DATA FOR THIS TASK
[START]
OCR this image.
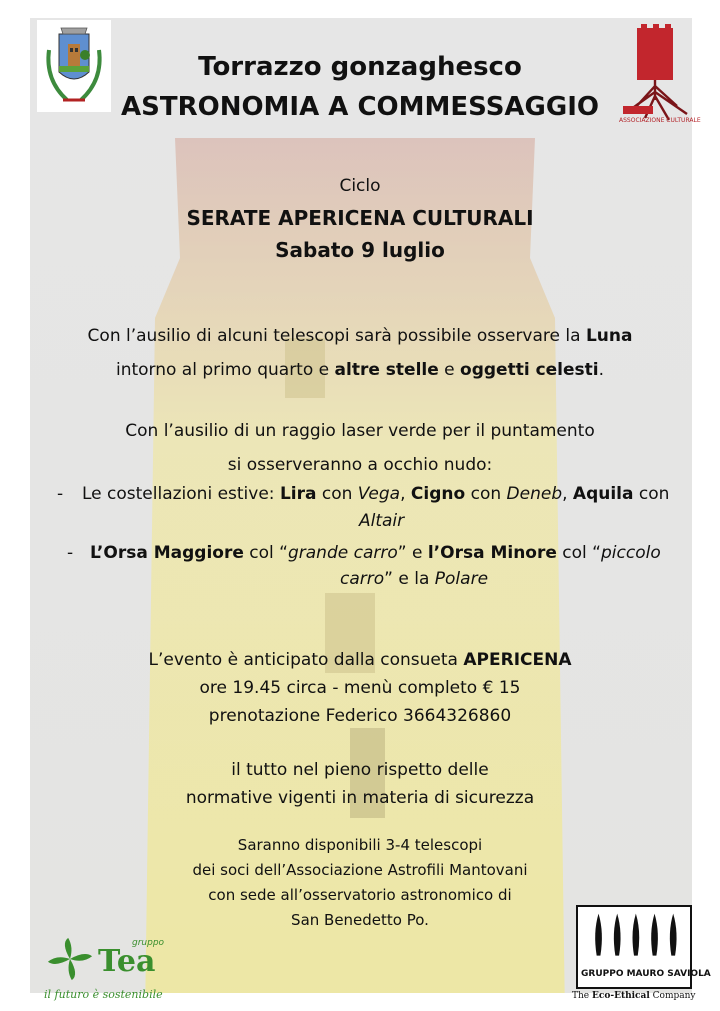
ASSOCIAZIONE CULTURALE
Torrazzo gonzaghesco
ASTRONOMIA A COMMESSAGGIO
Ciclo
SERATE APERICENA CULTURALI
Sabato 9 luglio
Con l’ausilio di alcuni telescopi sarà possibile osservare la Luna
intorno al primo quarto e altre stelle e oggetti celesti.
Con l’ausilio di un raggio laser verde per il puntamento
si osserveranno a occhio nudo:
- Le costellazioni estive: Lira con Vega, Cigno con Deneb, Aquila con
Altair
- L’Orsa Maggiore col “grande carro” e l’Orsa Minore col “piccolo
carro” e la Polare
L’evento è anticipato dalla consueta APERICENA
ore 19.45 circa - menù completo € 15
prenotazione Federico 3664326860
il tutto nel pieno rispetto delle
normative vigenti in materia di sicurezza
Saranno disponibili 3-4 telescopi
dei soci dell’Associazione Astrofili Mantovani
con sede all’osservatorio astronomico di
San Benedetto Po.
gruppo
Tea
il futuro è sostenibile
GRUPPO MAURO SAVIOLA
The Eco-Ethical Company
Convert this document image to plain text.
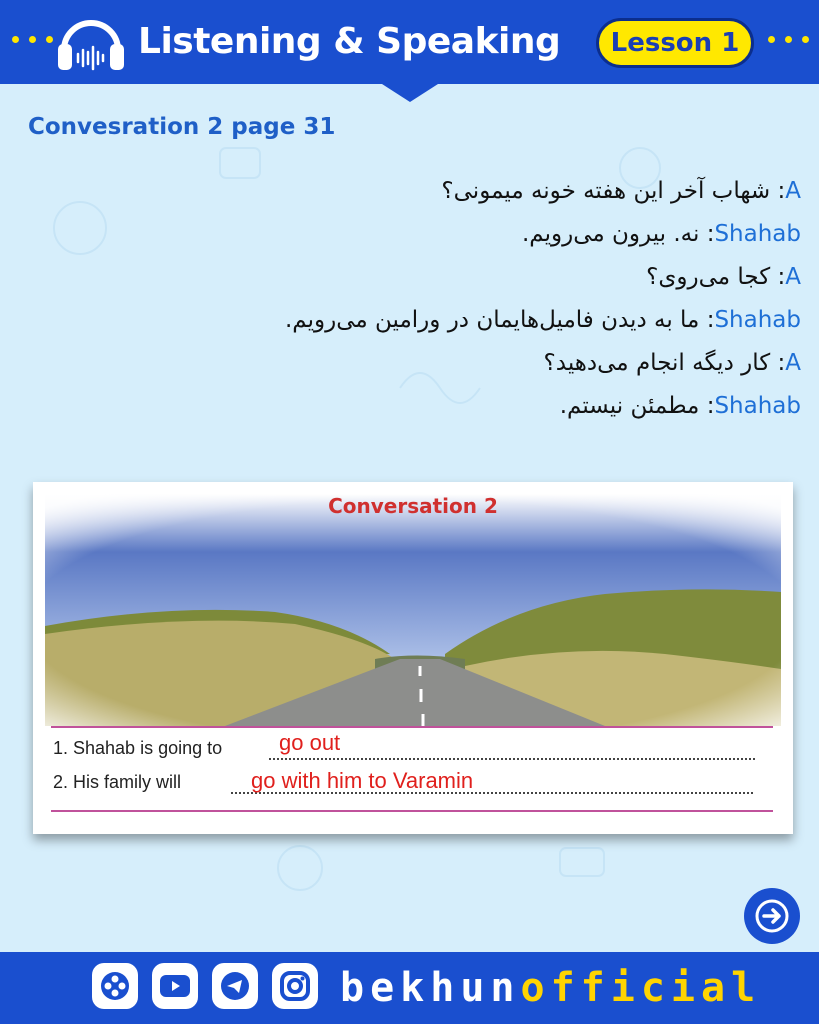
Listening & Speaking	Lesson 1
Convesration 2 page 31
A: شهاب آخر این هفته خونه میمونی؟
Shahab: نه. بیرون می‌رویم.
A: کجا می‌روی؟
Shahab: ما به دیدن فامیل‌هایمان در ورامین می‌رویم.
A: کار دیگه انجام می‌دهید؟
Shahab: مطمئن نیستم.
Conversation 2
1. Shahab is going to	go out
2. His family will	go with him to Varamin
bekhunofficial
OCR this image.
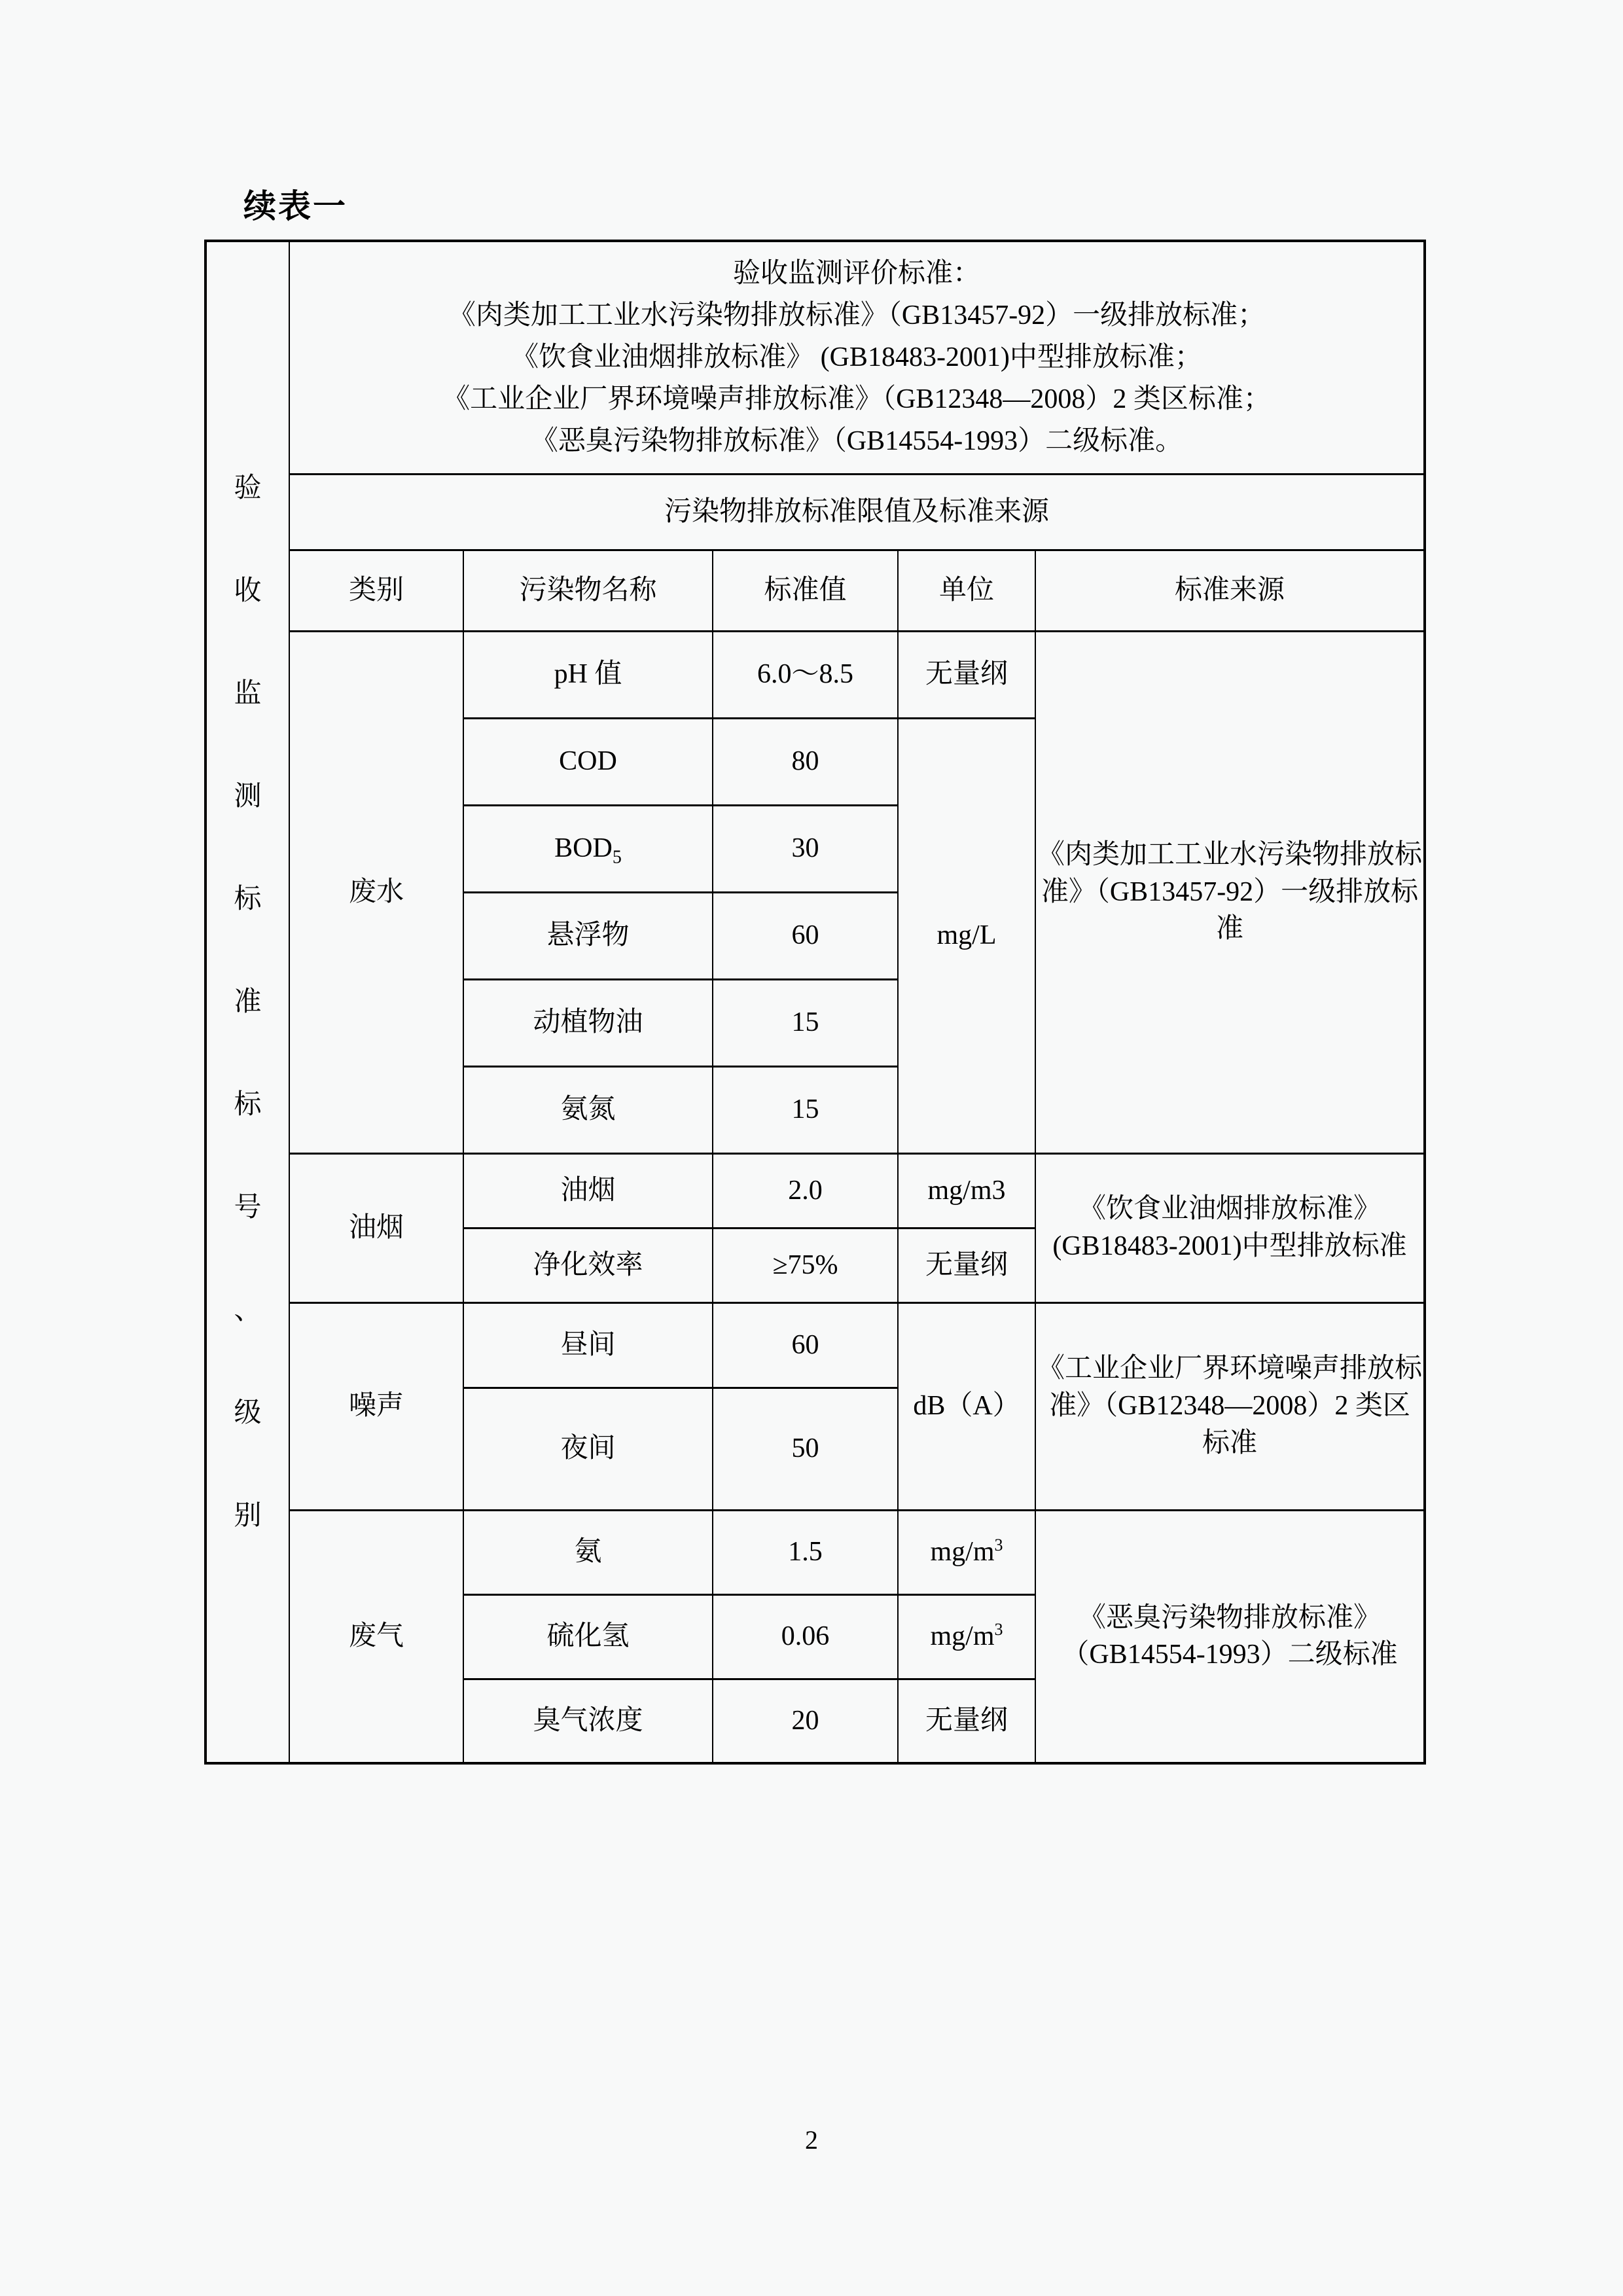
续表一
验
收
监
测
标
准
标
号
、
级
别

验收监测评价标准：
《肉类加工工业水污染物排放标准》（GB13457-92）一级排放标准；
《饮食业油烟排放标准》 (GB18483-2001)中型排放标准；
《工业企业厂界环境噪声排放标准》（GB12348—2008）2 类区标准；
《恶臭污染物排放标准》（GB14554-1993）二级标准。

	污染物排放标准限值及标准来源				
	类别	污染物名称	标准值	单位	标准来源
	废水	pH 值	6.0～8.5	无量纲	《肉类加工工业水污染物排放标准》（GB13457-92）一级排放标准
		COD	80	mg/L	
		$BOD_5$	30		
		悬浮物	60		
		动植物油	15		
		氨氮	15		
	油烟	油烟	2.0	mg/m3	《饮食业油烟排放标准》 (GB18483-2001)中型排放标准
		净化效率	≥75%	无量纲	
	噪声	昼间	60	dB（A）	《工业企业厂界环境噪声排放标准》（GB12348—2008）2 类区标准
		夜间	50		
	废气	氨	1.5	$mg/m^3$	《恶臭污染物排放标准》（GB14554-1993）二级标准
		硫化氢	0.06	$mg/m^3$
		臭气浓度	20	无量纲	
2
[END]
Keep the pictures out of the copy and return the rest of the data above exactly.

SOLUTION FOR THIS PROBLEM
OCR this image.
ASSOCIAZIONE CULTURALE
Torrazzo gonzaghesco
ASTRONOMIA A COMMESSAGGIO
Ciclo
SERATE APERICENA CULTURALI
Sabato 9 luglio
Con l’ausilio di alcuni telescopi sarà possibile osservare la Luna
intorno al primo quarto e altre stelle e oggetti celesti.
Con l’ausilio di un raggio laser verde per il puntamento
si osserveranno a occhio nudo:
- Le costellazioni estive: Lira con Vega, Cigno con Deneb, Aquila con
Altair
- L’Orsa Maggiore col “grande carro” e l’Orsa Minore col “piccolo
carro” e la Polare
L’evento è anticipato dalla consueta APERICENA
ore 19.45 circa - menù completo € 15
prenotazione Federico 3664326860
il tutto nel pieno rispetto delle
normative vigenti in materia di sicurezza
Saranno disponibili 3-4 telescopi
dei soci dell’Associazione Astrofili Mantovani
con sede all’osservatorio astronomico di
San Benedetto Po.
gruppo
Tea
il futuro è sostenibile
GRUPPO MAURO SAVIOLA
The Eco-Ethical Company
Convert this document image to plain text.
Listening & Speaking	Lesson 1
Convesration 2 page 31
A: شهاب آخر این هفته خونه میمونی؟
Shahab: نه. بیرون می‌رویم.
A: کجا می‌روی؟
Shahab: ما به دیدن فامیل‌هایمان در ورامین می‌رویم.
A: کار دیگه انجام می‌دهید؟
Shahab: مطمئن نیستم.
Conversation 2
1. Shahab is going to	go out
2. His family will	go with him to Varamin
bekhunofficial
OCR this image.
续表一
验
收
监
测
标
准
标
号
、
级
别

验收监测评价标准：
《肉类加工工业水污染物排放标准》（GB13457-92）一级排放标准；
《饮食业油烟排放标准》 (GB18483-2001)中型排放标准；
《工业企业厂界环境噪声排放标准》（GB12348—2008）2 类区标准；
《恶臭污染物排放标准》（GB14554-1993）二级标准。

	污染物排放标准限值及标准来源				
	类别	污染物名称	标准值	单位	标准来源
	废水	pH 值	6.0～8.5	无量纲	《肉类加工工业水污染物排放标准》（GB13457-92）一级排放标准
		COD	80	mg/L	
		$BOD_5$	30		
		悬浮物	60		
		动植物油	15		
		氨氮	15		
	油烟	油烟	2.0	mg/m3	《饮食业油烟排放标准》 (GB18483-2001)中型排放标准
		净化效率	≥75%	无量纲	
	噪声	昼间	60	dB（A）	《工业企业厂界环境噪声排放标准》（GB12348—2008）2 类区标准
		夜间	50		
	废气	氨	1.5	$mg/m^3$	《恶臭污染物排放标准》（GB14554-1993）二级标准
		硫化氢	0.06	$mg/m^3$
		臭气浓度	20	无量纲	
2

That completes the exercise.